> TASKS TO PERFORM
a - According to the article on Planned Parenthood in Iowa, how many Iowa locations does the organization plan to close?
b - Summarize the article on Planned Parenthood in Iowa in two sentences.
c - Continue the news article about Planned Parenthood's Iowa centers from where it stops.

Planned Parenthood to close some centers in Iowa while increasing services at others

DES MOINES, Iowa (AP) — Planned Parenthood plans to close three Iowa locations but provide more services at others in response to increasing demands for abortions, staff shortages and increasing costs.

The consolidation at Planned Parenthood North Central States, which provides abortions in Minnesota, Nebraska and Iowa, comes as states that provide abortions have seen a sharp increase in people coming from states that have prohibited or sharply restricted the procedure, The Des Moines Register reported.

Leaders of the organization say they’ve performed 9% more abortions since the U.S. Supreme Court overturned Roe v. Wade last summer.

“The shifting legal sands make it hard for patients to keep up, and that creates a chilling effect to accessing health care,” said Ruth Richardson, president and CEO of Planned Parenthood North Central States. “This new landscape is unfair — but in all honesty, it’s been unfair for quite some time for structurally marginalized communities.”

Under the new plan in Iowa, some staff members will work at more than one location, which will prevent health centers from being routinely closed because of staff shortages, said Mazie Stilwell, spokesperson for the organization.

Abortion services will increase in Ames, Cedar Rapids, at the Susan Knapp Health Center in Des Moines, and in Omaha, Nebraska.

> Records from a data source

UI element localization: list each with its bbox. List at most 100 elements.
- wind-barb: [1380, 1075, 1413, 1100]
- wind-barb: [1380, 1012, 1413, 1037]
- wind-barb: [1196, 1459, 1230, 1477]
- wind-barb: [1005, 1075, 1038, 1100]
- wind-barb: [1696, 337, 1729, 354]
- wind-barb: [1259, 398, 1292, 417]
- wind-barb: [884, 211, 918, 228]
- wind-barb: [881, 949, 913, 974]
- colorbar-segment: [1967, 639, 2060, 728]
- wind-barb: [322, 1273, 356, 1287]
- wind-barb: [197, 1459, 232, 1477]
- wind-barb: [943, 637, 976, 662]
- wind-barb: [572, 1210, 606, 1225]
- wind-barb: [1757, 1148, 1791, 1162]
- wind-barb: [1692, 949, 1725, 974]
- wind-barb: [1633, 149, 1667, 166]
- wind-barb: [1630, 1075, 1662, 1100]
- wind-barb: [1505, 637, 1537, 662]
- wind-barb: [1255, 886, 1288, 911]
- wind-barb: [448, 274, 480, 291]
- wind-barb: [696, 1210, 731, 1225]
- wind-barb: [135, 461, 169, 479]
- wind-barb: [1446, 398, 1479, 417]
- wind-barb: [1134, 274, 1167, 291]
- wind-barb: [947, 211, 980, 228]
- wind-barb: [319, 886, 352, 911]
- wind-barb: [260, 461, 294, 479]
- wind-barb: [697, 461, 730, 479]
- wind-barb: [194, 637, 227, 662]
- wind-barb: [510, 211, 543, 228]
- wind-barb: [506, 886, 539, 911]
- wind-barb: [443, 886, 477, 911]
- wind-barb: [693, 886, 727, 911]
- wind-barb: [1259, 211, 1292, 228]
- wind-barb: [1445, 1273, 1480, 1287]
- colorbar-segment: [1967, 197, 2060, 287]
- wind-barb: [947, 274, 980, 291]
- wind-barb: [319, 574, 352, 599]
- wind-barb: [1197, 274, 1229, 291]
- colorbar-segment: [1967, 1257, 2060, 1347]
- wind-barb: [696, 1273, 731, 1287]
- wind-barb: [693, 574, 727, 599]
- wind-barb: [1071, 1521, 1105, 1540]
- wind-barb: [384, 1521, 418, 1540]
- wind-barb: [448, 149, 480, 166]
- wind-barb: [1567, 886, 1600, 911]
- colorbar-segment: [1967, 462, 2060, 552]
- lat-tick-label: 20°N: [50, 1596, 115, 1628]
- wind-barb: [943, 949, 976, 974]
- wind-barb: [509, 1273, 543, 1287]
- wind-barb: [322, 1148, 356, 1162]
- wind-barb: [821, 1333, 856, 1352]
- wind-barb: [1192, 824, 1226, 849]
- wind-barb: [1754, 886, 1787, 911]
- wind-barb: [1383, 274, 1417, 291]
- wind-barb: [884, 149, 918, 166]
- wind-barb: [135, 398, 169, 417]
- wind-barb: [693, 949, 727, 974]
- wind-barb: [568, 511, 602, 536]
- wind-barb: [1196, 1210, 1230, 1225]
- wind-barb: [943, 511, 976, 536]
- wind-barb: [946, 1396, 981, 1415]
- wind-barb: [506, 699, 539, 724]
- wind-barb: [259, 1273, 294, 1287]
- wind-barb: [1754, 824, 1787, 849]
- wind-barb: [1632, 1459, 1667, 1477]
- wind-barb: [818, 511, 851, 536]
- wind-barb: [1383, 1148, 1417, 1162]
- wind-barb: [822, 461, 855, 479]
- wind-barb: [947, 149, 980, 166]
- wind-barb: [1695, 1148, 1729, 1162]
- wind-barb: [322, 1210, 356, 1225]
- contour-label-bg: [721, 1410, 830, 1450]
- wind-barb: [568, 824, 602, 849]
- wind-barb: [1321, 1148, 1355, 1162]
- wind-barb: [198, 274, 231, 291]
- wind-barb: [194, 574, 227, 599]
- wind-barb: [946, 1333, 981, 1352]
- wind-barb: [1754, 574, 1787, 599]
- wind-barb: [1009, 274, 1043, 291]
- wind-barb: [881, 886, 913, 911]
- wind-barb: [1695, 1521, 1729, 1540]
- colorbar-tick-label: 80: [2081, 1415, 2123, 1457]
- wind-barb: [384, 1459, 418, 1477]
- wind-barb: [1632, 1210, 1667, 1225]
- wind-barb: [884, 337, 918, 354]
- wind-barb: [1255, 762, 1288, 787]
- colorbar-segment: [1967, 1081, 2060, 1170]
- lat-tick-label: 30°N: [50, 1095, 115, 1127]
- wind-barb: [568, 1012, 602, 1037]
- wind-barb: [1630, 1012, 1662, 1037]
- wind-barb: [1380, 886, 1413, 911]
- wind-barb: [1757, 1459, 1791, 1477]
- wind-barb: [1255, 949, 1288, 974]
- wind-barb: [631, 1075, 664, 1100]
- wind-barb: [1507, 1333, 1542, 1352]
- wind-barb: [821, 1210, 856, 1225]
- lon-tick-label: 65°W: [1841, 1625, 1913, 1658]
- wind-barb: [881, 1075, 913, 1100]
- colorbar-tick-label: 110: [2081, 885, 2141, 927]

> RESPONSES
a - Three.

b - Planned Parenthood North Central States plans to close three Iowa locations and provide more services at others because of increasing demand for abortions, staff shortages and rising costs, with some staff working at more than one location. Its leaders say they have performed 9% more abortions since the U.S. Supreme Court overturned Roe v. Wade, and abortion services will increase in Ames, Cedar Rapids, Des Moines and Omaha, Nebraska.

c -
The Council Bluffs center will close sometime in the next year, with patients redirected to Omaha. The Rosenfield Health Center in south Des Moines will be phased out in favor of the Susan Knapp Health Center and the Ames location.

The Cedar Falls center, which has been closed because of staffing shortages, will permanently close.

“I must emphasize that, while the number of Planned Parenthood health centers will decrease, these changes will increase the number of patients that we can see,” Stilwell said.

Abortion is currently legal in Iowa up to 20 weeks of pregnancy. On June 16, the Iowa Supreme Court declined to reinstate a law that would have banned abortions once cardiac activity can be detected, usually around six weeks of pregnancy and before many women know they are pregnant.

Iowa Republicans are widely expected to attempt to pass a new law during the next session to further restrict abortion.